Given exercise:
Pick out each line in the entries below that contains the word "menu", and copy those lines.

Items from a data source:
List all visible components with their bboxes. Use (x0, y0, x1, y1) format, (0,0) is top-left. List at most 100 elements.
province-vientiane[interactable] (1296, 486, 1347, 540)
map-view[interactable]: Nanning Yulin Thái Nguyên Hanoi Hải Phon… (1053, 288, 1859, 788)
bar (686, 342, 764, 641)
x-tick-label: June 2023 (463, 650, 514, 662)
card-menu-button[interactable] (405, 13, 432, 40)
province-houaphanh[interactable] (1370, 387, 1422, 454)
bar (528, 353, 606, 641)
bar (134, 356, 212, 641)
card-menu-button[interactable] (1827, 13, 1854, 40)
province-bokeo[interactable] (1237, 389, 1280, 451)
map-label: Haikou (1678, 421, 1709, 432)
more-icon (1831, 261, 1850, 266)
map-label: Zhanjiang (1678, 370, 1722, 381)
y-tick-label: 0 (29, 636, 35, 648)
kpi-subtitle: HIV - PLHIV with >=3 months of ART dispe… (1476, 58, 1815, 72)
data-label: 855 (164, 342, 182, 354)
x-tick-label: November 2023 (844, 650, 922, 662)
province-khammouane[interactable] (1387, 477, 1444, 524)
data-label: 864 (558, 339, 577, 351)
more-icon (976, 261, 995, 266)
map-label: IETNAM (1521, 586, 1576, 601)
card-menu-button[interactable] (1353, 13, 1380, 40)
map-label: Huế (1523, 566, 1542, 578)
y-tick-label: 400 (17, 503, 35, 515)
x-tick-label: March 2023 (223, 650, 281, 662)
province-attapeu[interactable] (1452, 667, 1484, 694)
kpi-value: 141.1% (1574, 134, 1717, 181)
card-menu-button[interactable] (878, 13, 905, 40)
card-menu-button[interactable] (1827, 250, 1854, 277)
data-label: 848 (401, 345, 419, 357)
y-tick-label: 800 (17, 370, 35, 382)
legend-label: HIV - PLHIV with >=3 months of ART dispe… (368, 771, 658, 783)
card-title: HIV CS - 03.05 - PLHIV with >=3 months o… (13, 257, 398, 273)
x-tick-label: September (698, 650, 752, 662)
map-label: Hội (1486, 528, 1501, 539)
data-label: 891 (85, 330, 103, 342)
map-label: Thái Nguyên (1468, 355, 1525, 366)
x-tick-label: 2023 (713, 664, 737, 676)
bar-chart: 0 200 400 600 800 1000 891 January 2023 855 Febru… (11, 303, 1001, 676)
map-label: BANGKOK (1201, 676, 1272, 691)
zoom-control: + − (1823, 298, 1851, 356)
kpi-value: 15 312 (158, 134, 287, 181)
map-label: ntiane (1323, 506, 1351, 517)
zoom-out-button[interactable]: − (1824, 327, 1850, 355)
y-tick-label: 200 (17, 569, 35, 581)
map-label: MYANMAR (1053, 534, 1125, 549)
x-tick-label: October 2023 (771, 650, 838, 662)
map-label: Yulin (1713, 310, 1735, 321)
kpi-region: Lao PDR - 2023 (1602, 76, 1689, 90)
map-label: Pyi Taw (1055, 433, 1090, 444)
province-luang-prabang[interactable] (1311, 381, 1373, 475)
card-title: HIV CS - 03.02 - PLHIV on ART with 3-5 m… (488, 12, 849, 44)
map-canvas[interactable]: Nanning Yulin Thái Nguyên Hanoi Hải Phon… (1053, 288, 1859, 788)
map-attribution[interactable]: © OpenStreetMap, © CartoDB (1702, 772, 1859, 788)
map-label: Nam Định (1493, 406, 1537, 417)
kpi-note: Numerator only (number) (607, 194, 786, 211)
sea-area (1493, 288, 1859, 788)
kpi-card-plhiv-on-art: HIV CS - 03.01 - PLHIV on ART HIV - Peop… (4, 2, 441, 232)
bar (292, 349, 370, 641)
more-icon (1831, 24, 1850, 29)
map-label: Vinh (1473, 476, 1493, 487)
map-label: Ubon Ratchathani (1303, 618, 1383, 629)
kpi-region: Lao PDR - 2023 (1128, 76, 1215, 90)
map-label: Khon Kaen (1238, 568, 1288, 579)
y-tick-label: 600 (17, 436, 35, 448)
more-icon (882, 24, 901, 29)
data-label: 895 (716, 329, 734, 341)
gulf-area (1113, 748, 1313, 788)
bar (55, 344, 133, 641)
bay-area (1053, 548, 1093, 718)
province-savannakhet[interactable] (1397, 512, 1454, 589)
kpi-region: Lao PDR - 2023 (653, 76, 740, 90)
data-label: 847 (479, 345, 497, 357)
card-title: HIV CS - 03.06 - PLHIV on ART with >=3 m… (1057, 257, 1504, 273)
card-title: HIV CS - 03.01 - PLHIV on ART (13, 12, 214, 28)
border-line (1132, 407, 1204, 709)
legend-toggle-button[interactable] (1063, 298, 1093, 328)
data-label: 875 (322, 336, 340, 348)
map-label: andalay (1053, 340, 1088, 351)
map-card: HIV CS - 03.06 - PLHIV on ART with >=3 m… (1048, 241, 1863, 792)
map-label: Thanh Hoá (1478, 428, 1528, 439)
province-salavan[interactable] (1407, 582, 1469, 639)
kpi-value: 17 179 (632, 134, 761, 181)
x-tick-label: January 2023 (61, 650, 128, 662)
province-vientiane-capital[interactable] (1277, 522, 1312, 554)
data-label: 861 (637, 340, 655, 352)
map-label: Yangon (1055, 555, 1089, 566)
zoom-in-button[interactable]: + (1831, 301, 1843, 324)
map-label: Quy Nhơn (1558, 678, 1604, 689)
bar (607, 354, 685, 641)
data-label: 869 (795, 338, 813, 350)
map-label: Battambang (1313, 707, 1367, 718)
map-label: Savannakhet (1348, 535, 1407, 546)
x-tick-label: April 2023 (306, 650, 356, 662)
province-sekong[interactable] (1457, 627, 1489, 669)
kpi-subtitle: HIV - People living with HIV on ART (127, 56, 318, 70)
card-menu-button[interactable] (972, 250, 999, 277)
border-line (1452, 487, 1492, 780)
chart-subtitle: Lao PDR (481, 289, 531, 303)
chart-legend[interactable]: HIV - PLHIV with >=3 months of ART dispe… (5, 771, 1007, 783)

Answer for this exercise:
card-menu-button[interactable] (405, 13, 432, 40)
card-menu-button[interactable] (1827, 13, 1854, 40)
card-menu-button[interactable] (1353, 13, 1380, 40)
card-menu-button[interactable] (878, 13, 905, 40)
card-menu-button[interactable] (1827, 250, 1854, 277)
card-menu-button[interactable] (972, 250, 999, 277)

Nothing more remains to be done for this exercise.